─── MATERIAL TO PROCESS ───

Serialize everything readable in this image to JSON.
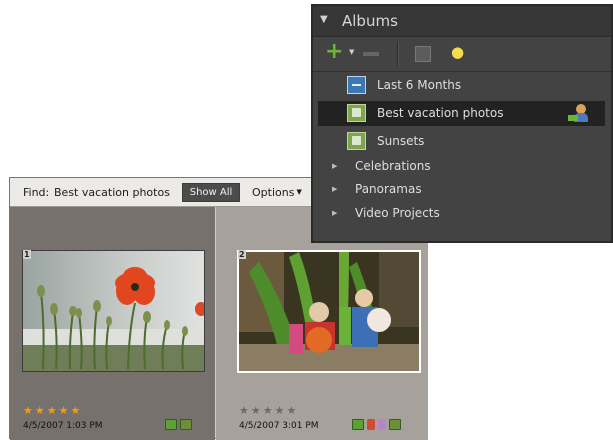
{
  "find_bar": {
    "find_label": "Find:",
    "find_value": "Best vacation photos",
    "show_all_label": "Show All",
    "options_label": "Options"
  },
  "photos": [
    {
      "number": "1",
      "rating": 5,
      "max_rating": 5,
      "date": "4/5/2007 1:03 PM",
      "tags": [
        "green",
        "album"
      ]
    },
    {
      "number": "2",
      "rating": 0,
      "max_rating": 5,
      "date": "4/5/2007 3:01 PM",
      "tags": [
        "green",
        "red",
        "purple",
        "album"
      ]
    }
  ],
  "albums_panel": {
    "title": "Albums",
    "albums": [
      {
        "label": "Last 6 Months",
        "icon": "smart-album-icon",
        "selected": false
      },
      {
        "label": "Best vacation photos",
        "icon": "album-icon",
        "selected": true,
        "shared": true
      },
      {
        "label": "Sunsets",
        "icon": "album-icon",
        "selected": false
      }
    ],
    "groups": [
      {
        "label": "Celebrations"
      },
      {
        "label": "Panoramas"
      },
      {
        "label": "Video Projects"
      }
    ]
  },
  "colors": {
    "star_filled": "#f39a12",
    "star_empty": "#6a6a6a",
    "selected_row": "#222222",
    "panel_bg": "#434343",
    "add_green": "#6bb43a"
  }
}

───

→ **WORK TO DO**
Search the data above for the string "photos" and return every line that has it.

→ **EXERCISE OUTPUT**
    "find_value": "Best vacation photos",
  "photos": [
        "label": "Best vacation photos",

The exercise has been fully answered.